Check each line for the string "text". Give only the count of lines that have it.

Data excerpts
— Start —
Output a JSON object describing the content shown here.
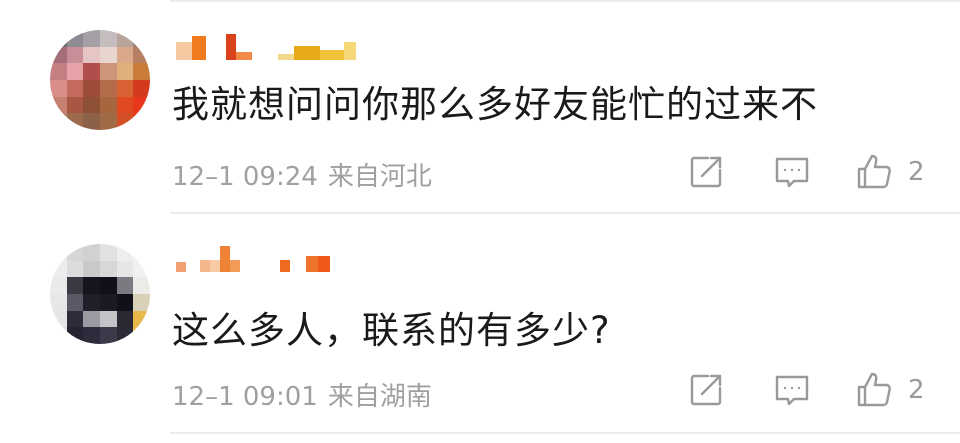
{
  "comments": [
    {
      "text": "我就想问问你那么多好友能忙的过来不",
      "time": "12–1 09:24",
      "location": "来自河北",
      "likes": "2",
      "avatar_icon": "pixelated-avatar-icon",
      "username_icon": "pixelated-username-icon"
    },
    {
      "text": "这么多人，联系的有多少?",
      "time": "12–1 09:01",
      "location": "来自湖南",
      "likes": "2",
      "avatar_icon": "pixelated-avatar-icon",
      "username_icon": "pixelated-username-icon"
    }
  ],
  "icons": {
    "share": "share-icon",
    "comment": "comment-icon",
    "like": "thumbs-up-icon"
  },
  "colors": {
    "text": "#1a1a1a",
    "meta": "#a0a0a0",
    "icon": "#9a9a9a",
    "divider": "#ececec"
  }
}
— End —
* **Task response**: 3